_DIRECTION_
Copy each line in which the string "Florida" occurs.

(Some records)
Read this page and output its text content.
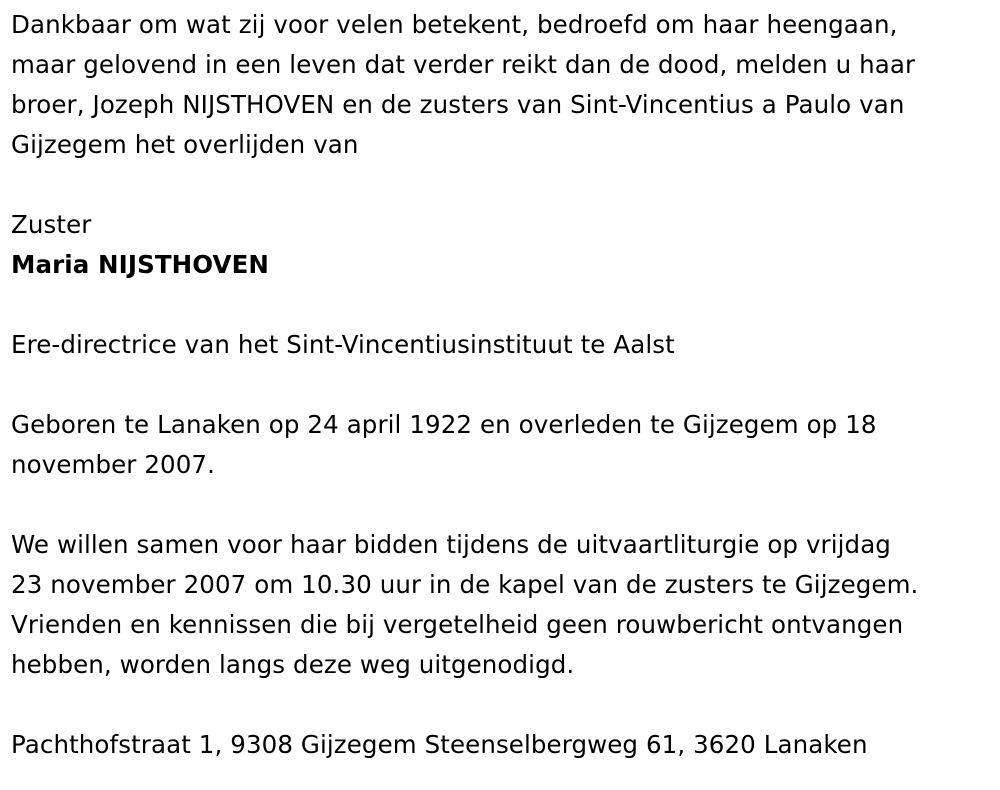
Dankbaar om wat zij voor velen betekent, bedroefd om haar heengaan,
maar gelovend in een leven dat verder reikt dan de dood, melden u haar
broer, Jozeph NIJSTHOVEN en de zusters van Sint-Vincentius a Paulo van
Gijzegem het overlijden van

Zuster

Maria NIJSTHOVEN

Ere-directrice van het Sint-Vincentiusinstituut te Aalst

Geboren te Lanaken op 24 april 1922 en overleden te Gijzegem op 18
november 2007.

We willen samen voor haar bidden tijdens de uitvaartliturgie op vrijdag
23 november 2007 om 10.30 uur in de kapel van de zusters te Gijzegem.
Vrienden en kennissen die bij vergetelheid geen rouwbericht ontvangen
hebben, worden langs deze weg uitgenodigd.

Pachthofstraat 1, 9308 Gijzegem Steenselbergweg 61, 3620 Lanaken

---

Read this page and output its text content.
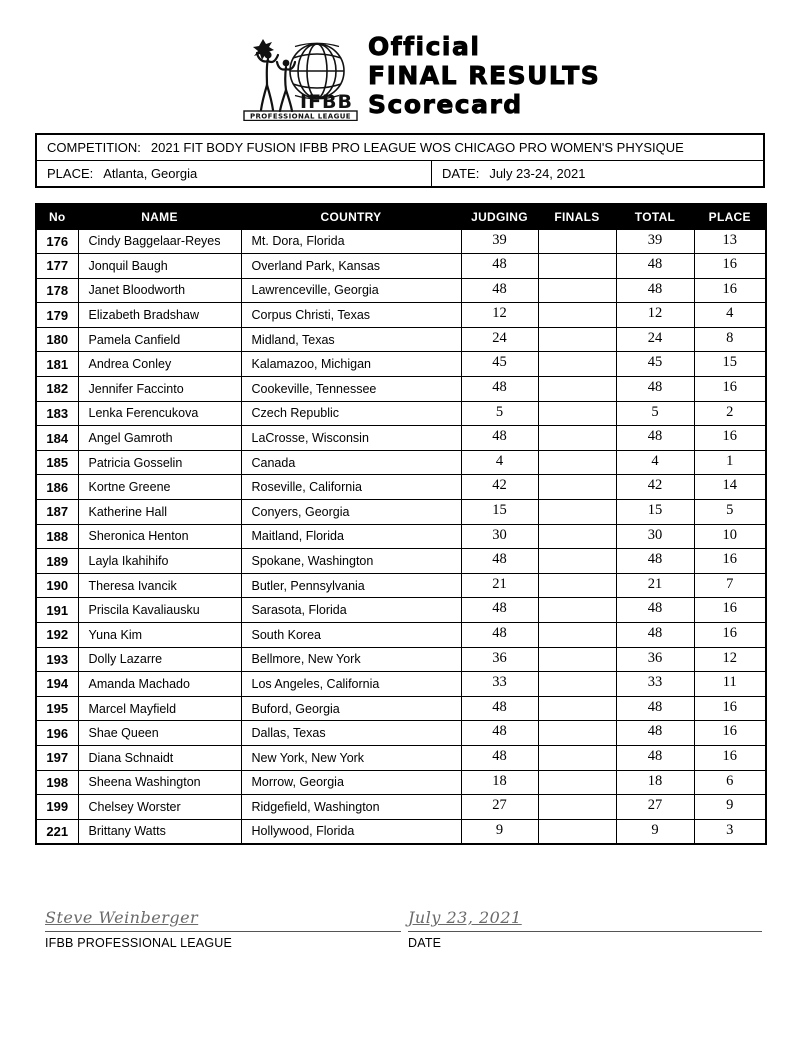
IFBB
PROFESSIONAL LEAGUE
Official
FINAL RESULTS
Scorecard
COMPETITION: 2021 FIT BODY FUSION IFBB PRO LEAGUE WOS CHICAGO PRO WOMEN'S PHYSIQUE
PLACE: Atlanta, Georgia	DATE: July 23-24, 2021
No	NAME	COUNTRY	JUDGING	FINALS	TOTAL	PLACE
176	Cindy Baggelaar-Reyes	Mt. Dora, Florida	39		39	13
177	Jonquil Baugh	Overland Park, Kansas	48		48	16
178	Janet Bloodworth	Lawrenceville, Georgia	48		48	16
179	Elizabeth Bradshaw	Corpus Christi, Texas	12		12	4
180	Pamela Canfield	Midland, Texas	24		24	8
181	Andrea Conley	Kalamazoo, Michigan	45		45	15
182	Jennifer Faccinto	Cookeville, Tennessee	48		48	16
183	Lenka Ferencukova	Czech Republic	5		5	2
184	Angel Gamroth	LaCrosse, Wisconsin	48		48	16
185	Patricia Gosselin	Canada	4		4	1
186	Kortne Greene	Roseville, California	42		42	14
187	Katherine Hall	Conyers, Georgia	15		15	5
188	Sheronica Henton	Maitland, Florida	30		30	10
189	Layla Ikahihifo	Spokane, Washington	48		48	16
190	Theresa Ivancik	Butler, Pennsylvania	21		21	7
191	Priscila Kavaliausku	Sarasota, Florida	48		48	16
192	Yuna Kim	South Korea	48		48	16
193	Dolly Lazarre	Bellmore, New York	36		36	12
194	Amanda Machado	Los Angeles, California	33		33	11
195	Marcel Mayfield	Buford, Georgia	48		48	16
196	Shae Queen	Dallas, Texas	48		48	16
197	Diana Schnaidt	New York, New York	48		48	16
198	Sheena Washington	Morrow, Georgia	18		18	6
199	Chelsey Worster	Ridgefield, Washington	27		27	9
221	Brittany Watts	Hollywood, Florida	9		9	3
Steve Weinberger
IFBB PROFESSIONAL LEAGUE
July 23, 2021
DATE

...

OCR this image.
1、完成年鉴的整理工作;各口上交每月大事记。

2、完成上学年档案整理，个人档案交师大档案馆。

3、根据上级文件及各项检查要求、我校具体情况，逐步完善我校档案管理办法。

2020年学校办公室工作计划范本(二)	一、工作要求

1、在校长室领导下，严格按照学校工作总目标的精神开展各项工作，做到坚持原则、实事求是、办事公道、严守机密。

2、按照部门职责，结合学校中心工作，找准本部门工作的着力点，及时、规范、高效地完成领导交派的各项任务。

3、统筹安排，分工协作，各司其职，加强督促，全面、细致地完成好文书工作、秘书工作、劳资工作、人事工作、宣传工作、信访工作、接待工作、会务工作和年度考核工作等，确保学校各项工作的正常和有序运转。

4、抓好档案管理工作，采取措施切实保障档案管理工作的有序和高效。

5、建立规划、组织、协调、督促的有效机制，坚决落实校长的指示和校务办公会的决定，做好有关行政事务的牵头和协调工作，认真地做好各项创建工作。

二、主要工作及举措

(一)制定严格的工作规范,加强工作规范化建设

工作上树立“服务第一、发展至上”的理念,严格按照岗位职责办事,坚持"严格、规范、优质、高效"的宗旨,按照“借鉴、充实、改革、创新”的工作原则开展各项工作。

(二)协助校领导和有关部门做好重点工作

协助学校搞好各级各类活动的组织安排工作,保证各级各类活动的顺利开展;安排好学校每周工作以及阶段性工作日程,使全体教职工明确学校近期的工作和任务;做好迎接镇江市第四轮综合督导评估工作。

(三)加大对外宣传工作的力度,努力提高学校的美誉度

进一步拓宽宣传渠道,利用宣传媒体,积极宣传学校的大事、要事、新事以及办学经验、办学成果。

_TASK OUTPUT_
176	Cindy Baggelaar-Reyes	Mt. Dora, Florida	39		39	13
188	Sheronica Henton	Maitland, Florida	30		30	10
191	Priscila Kavaliausku	Sarasota, Florida	48		48	16
221	Brittany Watts	Hollywood, Florida	9		9	3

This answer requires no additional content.